> **Task details**
Filter the listing below, copying every line in which the word "bestaat" appears.

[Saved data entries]

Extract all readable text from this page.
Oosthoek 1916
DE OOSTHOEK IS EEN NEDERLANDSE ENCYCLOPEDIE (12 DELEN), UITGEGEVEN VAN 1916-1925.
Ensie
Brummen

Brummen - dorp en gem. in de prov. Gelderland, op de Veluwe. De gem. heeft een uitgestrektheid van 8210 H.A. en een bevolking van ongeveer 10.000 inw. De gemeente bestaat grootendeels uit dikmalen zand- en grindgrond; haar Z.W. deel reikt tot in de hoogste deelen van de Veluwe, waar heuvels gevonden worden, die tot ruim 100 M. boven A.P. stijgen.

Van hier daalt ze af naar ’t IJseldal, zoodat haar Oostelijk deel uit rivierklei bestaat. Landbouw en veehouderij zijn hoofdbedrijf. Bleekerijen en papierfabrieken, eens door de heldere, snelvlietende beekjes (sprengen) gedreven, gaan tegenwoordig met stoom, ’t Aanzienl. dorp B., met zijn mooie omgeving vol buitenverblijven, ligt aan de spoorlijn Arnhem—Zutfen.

--

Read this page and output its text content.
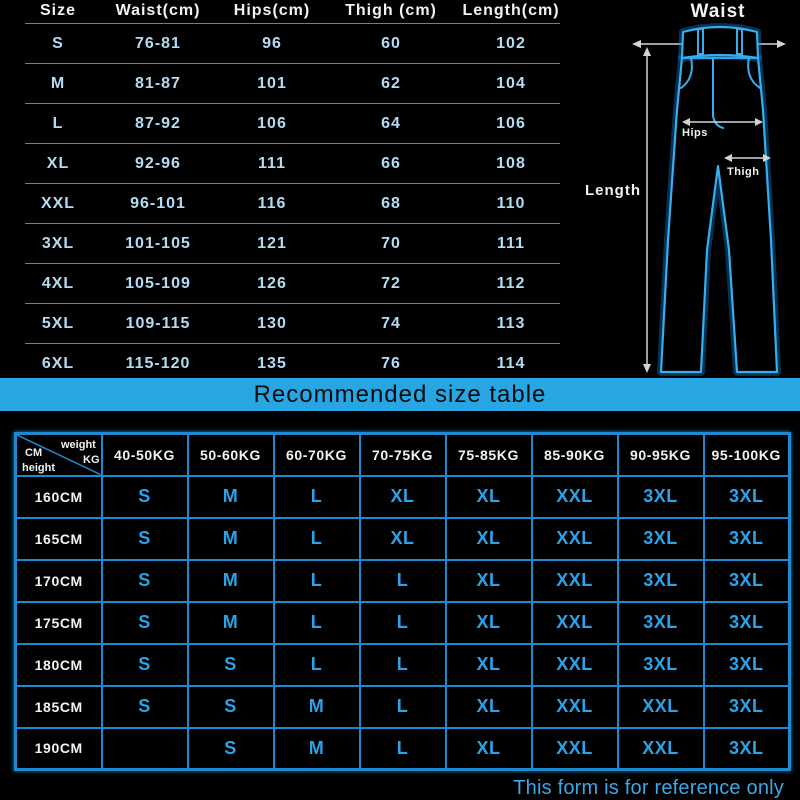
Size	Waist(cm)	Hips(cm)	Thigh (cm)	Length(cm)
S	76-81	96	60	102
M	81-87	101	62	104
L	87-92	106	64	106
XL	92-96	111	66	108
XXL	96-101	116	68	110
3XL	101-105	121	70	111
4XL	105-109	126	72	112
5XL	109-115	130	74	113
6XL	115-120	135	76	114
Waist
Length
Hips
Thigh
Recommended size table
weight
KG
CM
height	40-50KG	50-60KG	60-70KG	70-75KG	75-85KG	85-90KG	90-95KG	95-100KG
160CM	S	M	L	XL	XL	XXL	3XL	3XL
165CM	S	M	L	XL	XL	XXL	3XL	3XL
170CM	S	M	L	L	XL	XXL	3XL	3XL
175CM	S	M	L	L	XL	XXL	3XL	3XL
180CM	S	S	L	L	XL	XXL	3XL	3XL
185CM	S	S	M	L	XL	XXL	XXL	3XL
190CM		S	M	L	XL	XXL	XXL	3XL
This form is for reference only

> **Task output**
Brummen - dorp en gem. in de prov. Gelderland, op de Veluwe. De gem. heeft een uitgestrektheid van 8210 H.A. en een bevolking van ongeveer 10.000 inw. De gemeente bestaat grootendeels uit dikmalen zand- en grindgrond; haar Z.W. deel reikt tot in de hoogste deelen van de Veluwe, waar heuvels gevonden worden, die tot ruim 100 M. boven A.P. stijgen.
Van hier daalt ze af naar ’t IJseldal, zoodat haar Oostelijk deel uit rivierklei bestaat. Landbouw en veehouderij zijn hoofdbedrijf. Bleekerijen en papierfabrieken, eens door de heldere, snelvlietende beekjes (sprengen) gedreven, gaan tegenwoordig met stoom, ’t Aanzienl. dorp B., met zijn mooie omgeving vol buitenverblijven, ligt aan de spoorlijn Arnhem—Zutfen.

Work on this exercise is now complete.